** BEGIN Items **

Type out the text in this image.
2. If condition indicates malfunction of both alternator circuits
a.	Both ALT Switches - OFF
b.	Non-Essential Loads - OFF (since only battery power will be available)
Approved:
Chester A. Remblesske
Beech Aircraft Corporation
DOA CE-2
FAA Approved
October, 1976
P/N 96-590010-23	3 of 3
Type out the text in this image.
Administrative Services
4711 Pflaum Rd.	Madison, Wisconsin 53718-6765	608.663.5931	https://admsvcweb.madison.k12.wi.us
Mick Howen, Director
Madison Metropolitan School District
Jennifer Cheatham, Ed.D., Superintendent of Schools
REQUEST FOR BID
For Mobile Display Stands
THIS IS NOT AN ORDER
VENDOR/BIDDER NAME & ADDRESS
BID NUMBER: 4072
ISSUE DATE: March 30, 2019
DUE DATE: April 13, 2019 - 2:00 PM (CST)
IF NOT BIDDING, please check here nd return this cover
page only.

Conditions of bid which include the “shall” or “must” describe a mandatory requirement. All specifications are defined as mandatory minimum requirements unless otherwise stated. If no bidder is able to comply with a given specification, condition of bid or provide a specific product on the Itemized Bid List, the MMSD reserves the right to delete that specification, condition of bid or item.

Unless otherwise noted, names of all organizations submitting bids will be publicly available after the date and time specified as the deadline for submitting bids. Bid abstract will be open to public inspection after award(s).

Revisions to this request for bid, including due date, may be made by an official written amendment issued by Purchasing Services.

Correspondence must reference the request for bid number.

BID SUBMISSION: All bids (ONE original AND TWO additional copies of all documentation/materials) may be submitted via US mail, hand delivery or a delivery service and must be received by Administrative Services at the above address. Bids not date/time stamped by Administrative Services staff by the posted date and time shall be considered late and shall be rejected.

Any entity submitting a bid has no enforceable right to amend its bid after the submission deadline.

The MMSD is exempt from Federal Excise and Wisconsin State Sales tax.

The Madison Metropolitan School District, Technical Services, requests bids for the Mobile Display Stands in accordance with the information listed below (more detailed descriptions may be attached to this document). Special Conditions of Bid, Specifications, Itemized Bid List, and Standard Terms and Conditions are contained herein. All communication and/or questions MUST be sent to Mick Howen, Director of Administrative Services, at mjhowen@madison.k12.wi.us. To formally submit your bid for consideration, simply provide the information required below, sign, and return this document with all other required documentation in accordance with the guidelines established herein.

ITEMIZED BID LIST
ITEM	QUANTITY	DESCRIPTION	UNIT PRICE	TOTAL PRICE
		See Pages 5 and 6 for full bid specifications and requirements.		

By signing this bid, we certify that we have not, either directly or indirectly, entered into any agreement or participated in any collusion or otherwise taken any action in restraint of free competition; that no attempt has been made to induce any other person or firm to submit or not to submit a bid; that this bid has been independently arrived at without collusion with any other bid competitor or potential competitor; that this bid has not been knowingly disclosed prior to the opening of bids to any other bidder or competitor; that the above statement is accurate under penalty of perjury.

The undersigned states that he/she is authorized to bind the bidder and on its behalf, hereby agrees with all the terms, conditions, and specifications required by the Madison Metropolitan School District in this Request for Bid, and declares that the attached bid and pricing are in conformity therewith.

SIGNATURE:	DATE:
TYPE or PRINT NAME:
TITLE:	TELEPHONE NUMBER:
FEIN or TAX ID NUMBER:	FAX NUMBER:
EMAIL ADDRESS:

** END Items **

▶ _Problem statement_:
Gather all lines from the listing above in which "Stands" occurs.

▶ _Task response_:
For Mobile Display Stands
The Madison Metropolitan School District, Technical Services, requests bids for the Mobile Display Stands in accordance with the information listed below (more detailed descriptions may be attached to this document). Special Conditions of Bid, Specifications, Itemized Bid List, and Standard Terms and Conditions are contained herein. All communication and/or questions MUST be sent to Mick Howen, Director of Administrative Services, at mjhowen@madison.k12.wi.us. To formally submit your bid for consideration, simply provide the information required below, sign, and return this document with all other required documentation in accordance with the guidelines established herein.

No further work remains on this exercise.